Segment Start: RECORDS FOR PROCESSING
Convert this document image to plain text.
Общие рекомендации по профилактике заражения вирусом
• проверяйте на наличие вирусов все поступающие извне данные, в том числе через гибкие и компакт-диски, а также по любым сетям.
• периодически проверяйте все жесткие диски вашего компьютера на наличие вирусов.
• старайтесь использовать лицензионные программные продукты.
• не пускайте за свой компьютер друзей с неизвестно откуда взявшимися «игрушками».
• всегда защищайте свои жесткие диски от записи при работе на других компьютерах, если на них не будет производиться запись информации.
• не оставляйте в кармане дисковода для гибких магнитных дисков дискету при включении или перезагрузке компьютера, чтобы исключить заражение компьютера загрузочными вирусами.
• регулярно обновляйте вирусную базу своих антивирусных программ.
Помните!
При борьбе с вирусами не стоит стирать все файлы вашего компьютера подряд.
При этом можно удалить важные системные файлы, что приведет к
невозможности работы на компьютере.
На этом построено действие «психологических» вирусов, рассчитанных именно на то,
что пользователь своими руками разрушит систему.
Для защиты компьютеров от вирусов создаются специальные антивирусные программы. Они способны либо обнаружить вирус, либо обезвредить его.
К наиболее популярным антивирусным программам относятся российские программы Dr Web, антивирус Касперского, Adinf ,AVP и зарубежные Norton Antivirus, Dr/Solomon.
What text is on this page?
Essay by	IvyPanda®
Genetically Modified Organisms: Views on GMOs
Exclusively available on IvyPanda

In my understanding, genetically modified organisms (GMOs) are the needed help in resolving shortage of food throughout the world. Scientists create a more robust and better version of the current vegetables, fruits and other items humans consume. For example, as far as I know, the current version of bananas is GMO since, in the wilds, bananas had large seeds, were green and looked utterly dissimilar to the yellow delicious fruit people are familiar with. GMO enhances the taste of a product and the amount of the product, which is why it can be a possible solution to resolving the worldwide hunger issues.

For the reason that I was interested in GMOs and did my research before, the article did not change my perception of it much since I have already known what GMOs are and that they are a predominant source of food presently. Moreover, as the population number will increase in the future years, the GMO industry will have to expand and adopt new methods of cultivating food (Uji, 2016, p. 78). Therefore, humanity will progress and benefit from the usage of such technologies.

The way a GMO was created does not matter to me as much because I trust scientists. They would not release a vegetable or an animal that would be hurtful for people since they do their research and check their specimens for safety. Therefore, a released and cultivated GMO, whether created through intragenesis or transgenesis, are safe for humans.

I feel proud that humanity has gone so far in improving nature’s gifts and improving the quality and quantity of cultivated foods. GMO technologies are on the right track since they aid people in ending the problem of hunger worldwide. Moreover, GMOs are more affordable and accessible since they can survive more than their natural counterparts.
Segment End: RECORDS FOR PROCESSING
TASK OBJECTIVE :: Having read the entries above, set each one down again exactly.

YOUR RESPONSE ::
Convert this document image to plain text.
Общие рекомендации по профилактике заражения вирусом
• проверяйте на наличие вирусов все поступающие извне данные, в том числе через гибкие и компакт-диски, а также по любым сетям.
• периодически проверяйте все жесткие диски вашего компьютера на наличие вирусов.
• старайтесь использовать лицензионные программные продукты.
• не пускайте за свой компьютер друзей с неизвестно откуда взявшимися «игрушками».
• всегда защищайте свои жесткие диски от записи при работе на других компьютерах, если на них не будет производиться запись информации.
• не оставляйте в кармане дисковода для гибких магнитных дисков дискету при включении или перезагрузке компьютера, чтобы исключить заражение компьютера загрузочными вирусами.
• регулярно обновляйте вирусную базу своих антивирусных программ.
Помните!
При борьбе с вирусами не стоит стирать все файлы вашего компьютера подряд.
При этом можно удалить важные системные файлы, что приведет к
невозможности работы на компьютере.
На этом построено действие «психологических» вирусов, рассчитанных именно на то,
что пользователь своими руками разрушит систему.
Для защиты компьютеров от вирусов создаются специальные антивирусные программы. Они способны либо обнаружить вирус, либо обезвредить его.
К наиболее популярным антивирусным программам относятся российские программы Dr Web, антивирус Касперского, Adinf ,AVP и зарубежные Norton Antivirus, Dr/Solomon.
What text is on this page?
Essay by	IvyPanda®
Genetically Modified Organisms: Views on GMOs
Exclusively available on IvyPanda

In my understanding, genetically modified organisms (GMOs) are the needed help in resolving shortage of food throughout the world. Scientists create a more robust and better version of the current vegetables, fruits and other items humans consume. For example, as far as I know, the current version of bananas is GMO since, in the wilds, bananas had large seeds, were green and looked utterly dissimilar to the yellow delicious fruit people are familiar with. GMO enhances the taste of a product and the amount of the product, which is why it can be a possible solution to resolving the worldwide hunger issues.

For the reason that I was interested in GMOs and did my research before, the article did not change my perception of it much since I have already known what GMOs are and that they are a predominant source of food presently. Moreover, as the population number will increase in the future years, the GMO industry will have to expand and adopt new methods of cultivating food (Uji, 2016, p. 78). Therefore, humanity will progress and benefit from the usage of such technologies.

The way a GMO was created does not matter to me as much because I trust scientists. They would not release a vegetable or an animal that would be hurtful for people since they do their research and check their specimens for safety. Therefore, a released and cultivated GMO, whether created through intragenesis or transgenesis, are safe for humans.

I feel proud that humanity has gone so far in improving nature’s gifts and improving the quality and quantity of cultivated foods. GMO technologies are on the right track since they aid people in ending the problem of hunger worldwide. Moreover, GMOs are more affordable and accessible since they can survive more than their natural counterparts.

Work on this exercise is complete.